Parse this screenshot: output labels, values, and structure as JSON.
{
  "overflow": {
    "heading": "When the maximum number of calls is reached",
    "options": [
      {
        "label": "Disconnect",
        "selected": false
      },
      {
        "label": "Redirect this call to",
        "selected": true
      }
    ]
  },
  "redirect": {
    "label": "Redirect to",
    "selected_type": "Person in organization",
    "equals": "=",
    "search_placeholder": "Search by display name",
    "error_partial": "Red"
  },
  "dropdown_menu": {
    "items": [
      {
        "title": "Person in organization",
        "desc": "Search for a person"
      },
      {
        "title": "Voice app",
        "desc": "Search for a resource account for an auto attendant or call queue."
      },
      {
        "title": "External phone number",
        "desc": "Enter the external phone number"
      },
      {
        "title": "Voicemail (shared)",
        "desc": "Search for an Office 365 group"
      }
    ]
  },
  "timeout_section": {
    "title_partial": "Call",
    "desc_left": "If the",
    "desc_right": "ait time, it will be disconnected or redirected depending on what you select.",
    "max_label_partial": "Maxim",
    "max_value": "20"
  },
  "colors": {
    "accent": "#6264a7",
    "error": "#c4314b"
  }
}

_ _ _ _ _ _ _

- REQUIRED TASK
Please reproduce every line of the material word for word.

- RESPONSE
Parse this screenshot: output labels, values, and structure as JSON.
{
  "overflow": {
    "heading": "When the maximum number of calls is reached",
    "options": [
      {
        "label": "Disconnect",
        "selected": false
      },
      {
        "label": "Redirect this call to",
        "selected": true
      }
    ]
  },
  "redirect": {
    "label": "Redirect to",
    "selected_type": "Person in organization",
    "equals": "=",
    "search_placeholder": "Search by display name",
    "error_partial": "Red"
  },
  "dropdown_menu": {
    "items": [
      {
        "title": "Person in organization",
        "desc": "Search for a person"
      },
      {
        "title": "Voice app",
        "desc": "Search for a resource account for an auto attendant or call queue."
      },
      {
        "title": "External phone number",
        "desc": "Enter the external phone number"
      },
      {
        "title": "Voicemail (shared)",
        "desc": "Search for an Office 365 group"
      }
    ]
  },
  "timeout_section": {
    "title_partial": "Call",
    "desc_left": "If the",
    "desc_right": "ait time, it will be disconnected or redirected depending on what you select.",
    "max_label_partial": "Maxim",
    "max_value": "20"
  },
  "colors": {
    "accent": "#6264a7",
    "error": "#c4314b"
  }
}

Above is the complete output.